**Exercise instructions:**
Write out every entry precisely as given, leaving the pictures out.

— Begin Data section —

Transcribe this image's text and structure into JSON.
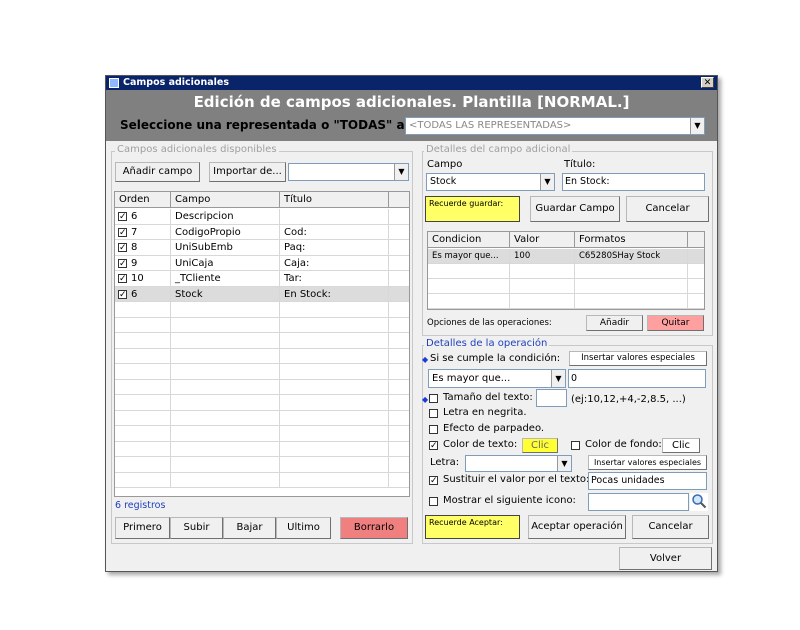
{
  "window": {
    "title": "Campos adicionales",
    "close_glyph": "✕"
  },
  "header": {
    "title": "Edición de campos adicionales. Plantilla [NORMAL.]",
    "select_label": "Seleccione una representada o \"TODAS\" aquí:",
    "representada_value": "<TODAS LAS REPRESENTADAS>"
  },
  "left": {
    "legend": "Campos adicionales disponibles",
    "add_field": "Añadir campo",
    "import_from": "Importar de...",
    "import_value": "",
    "columns": [
      "Orden",
      "Campo",
      "Título"
    ],
    "rows": [
      {
        "checked": true,
        "orden": "6",
        "campo": "Descripcion",
        "titulo": ""
      },
      {
        "checked": true,
        "orden": "7",
        "campo": "CodigoPropio",
        "titulo": "Cod:"
      },
      {
        "checked": true,
        "orden": "8",
        "campo": "UniSubEmb",
        "titulo": "Paq:"
      },
      {
        "checked": true,
        "orden": "9",
        "campo": "UniCaja",
        "titulo": "Caja:"
      },
      {
        "checked": true,
        "orden": "10",
        "campo": "_TCliente",
        "titulo": "Tar:"
      },
      {
        "checked": true,
        "orden": "6",
        "campo": "Stock",
        "titulo": "En Stock:"
      }
    ],
    "record_count": "6 registros",
    "buttons": {
      "first": "Primero",
      "up": "Subir",
      "down": "Bajar",
      "last": "Ultimo",
      "delete": "Borrarlo"
    }
  },
  "details": {
    "legend": "Detalles del campo adicional",
    "campo_label": "Campo",
    "campo_value": "Stock",
    "titulo_label": "Título:",
    "titulo_value": "En Stock:",
    "remember_save": "Recuerde guardar:",
    "save_field": "Guardar Campo",
    "cancel": "Cancelar",
    "ops_columns": [
      "Condicion",
      "Valor",
      "Formatos"
    ],
    "ops_rows": [
      {
        "condicion": "Es mayor que...",
        "valor": "100",
        "formatos": "C65280SHay Stock"
      }
    ],
    "ops_label": "Opciones de las operaciones:",
    "add": "Añadir",
    "remove": "Quitar"
  },
  "operation": {
    "legend": "Detalles de la operación",
    "condition_label": "Si se cumple la condición:",
    "insert_special_1": "Insertar valores especiales",
    "condition_value": "Es mayor que...",
    "condition_input": "0",
    "text_size_label": "Tamaño del texto:",
    "text_size_value": "",
    "text_size_hint": "(ej:10,12,+4,-2,8.5, ...)",
    "bold_label": "Letra en negrita.",
    "blink_label": "Efecto de parpadeo.",
    "text_color_label": "Color de texto:",
    "click_label": "Clic",
    "bg_color_label": "Color de fondo:",
    "bg_click_label": "Clic",
    "font_label": "Letra:",
    "font_value": "",
    "insert_special_2": "Insertar valores especiales",
    "replace_label": "Sustituir el valor por el texto:",
    "replace_value": "Pocas unidades",
    "icon_label": "Mostrar el siguiente icono:",
    "icon_value": "",
    "remember_accept": "Recuerde Aceptar:",
    "accept": "Aceptar operación",
    "cancel": "Cancelar",
    "checks": {
      "text_size": false,
      "bold": false,
      "blink": false,
      "text_color": true,
      "bg_color": false,
      "replace": true,
      "icon": false
    }
  },
  "footer": {
    "back": "Volver"
  },
  "colors": {
    "title_bar": "#0a246a",
    "header_bg": "#808080",
    "delete_btn": "#f08080",
    "remove_btn": "#ffa0a0",
    "highlight": "#ffff66"
  }
}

— End Data section —

**Answer to the problem:**
Transcribe this image's text and structure into JSON.
{
  "window": {
    "title": "Campos adicionales",
    "close_glyph": "✕"
  },
  "header": {
    "title": "Edición de campos adicionales. Plantilla [NORMAL.]",
    "select_label": "Seleccione una representada o \"TODAS\" aquí:",
    "representada_value": "<TODAS LAS REPRESENTADAS>"
  },
  "left": {
    "legend": "Campos adicionales disponibles",
    "add_field": "Añadir campo",
    "import_from": "Importar de...",
    "import_value": "",
    "columns": [
      "Orden",
      "Campo",
      "Título"
    ],
    "rows": [
      {
        "checked": true,
        "orden": "6",
        "campo": "Descripcion",
        "titulo": ""
      },
      {
        "checked": true,
        "orden": "7",
        "campo": "CodigoPropio",
        "titulo": "Cod:"
      },
      {
        "checked": true,
        "orden": "8",
        "campo": "UniSubEmb",
        "titulo": "Paq:"
      },
      {
        "checked": true,
        "orden": "9",
        "campo": "UniCaja",
        "titulo": "Caja:"
      },
      {
        "checked": true,
        "orden": "10",
        "campo": "_TCliente",
        "titulo": "Tar:"
      },
      {
        "checked": true,
        "orden": "6",
        "campo": "Stock",
        "titulo": "En Stock:"
      }
    ],
    "record_count": "6 registros",
    "buttons": {
      "first": "Primero",
      "up": "Subir",
      "down": "Bajar",
      "last": "Ultimo",
      "delete": "Borrarlo"
    }
  },
  "details": {
    "legend": "Detalles del campo adicional",
    "campo_label": "Campo",
    "campo_value": "Stock",
    "titulo_label": "Título:",
    "titulo_value": "En Stock:",
    "remember_save": "Recuerde guardar:",
    "save_field": "Guardar Campo",
    "cancel": "Cancelar",
    "ops_columns": [
      "Condicion",
      "Valor",
      "Formatos"
    ],
    "ops_rows": [
      {
        "condicion": "Es mayor que...",
        "valor": "100",
        "formatos": "C65280SHay Stock"
      }
    ],
    "ops_label": "Opciones de las operaciones:",
    "add": "Añadir",
    "remove": "Quitar"
  },
  "operation": {
    "legend": "Detalles de la operación",
    "condition_label": "Si se cumple la condición:",
    "insert_special_1": "Insertar valores especiales",
    "condition_value": "Es mayor que...",
    "condition_input": "0",
    "text_size_label": "Tamaño del texto:",
    "text_size_value": "",
    "text_size_hint": "(ej:10,12,+4,-2,8.5, ...)",
    "bold_label": "Letra en negrita.",
    "blink_label": "Efecto de parpadeo.",
    "text_color_label": "Color de texto:",
    "click_label": "Clic",
    "bg_color_label": "Color de fondo:",
    "bg_click_label": "Clic",
    "font_label": "Letra:",
    "font_value": "",
    "insert_special_2": "Insertar valores especiales",
    "replace_label": "Sustituir el valor por el texto:",
    "replace_value": "Pocas unidades",
    "icon_label": "Mostrar el siguiente icono:",
    "icon_value": "",
    "remember_accept": "Recuerde Aceptar:",
    "accept": "Aceptar operación",
    "cancel": "Cancelar",
    "checks": {
      "text_size": false,
      "bold": false,
      "blink": false,
      "text_color": true,
      "bg_color": false,
      "replace": true,
      "icon": false
    }
  },
  "footer": {
    "back": "Volver"
  },
  "colors": {
    "title_bar": "#0a246a",
    "header_bg": "#808080",
    "delete_btn": "#f08080",
    "remove_btn": "#ffa0a0",
    "highlight": "#ffff66"
  }
}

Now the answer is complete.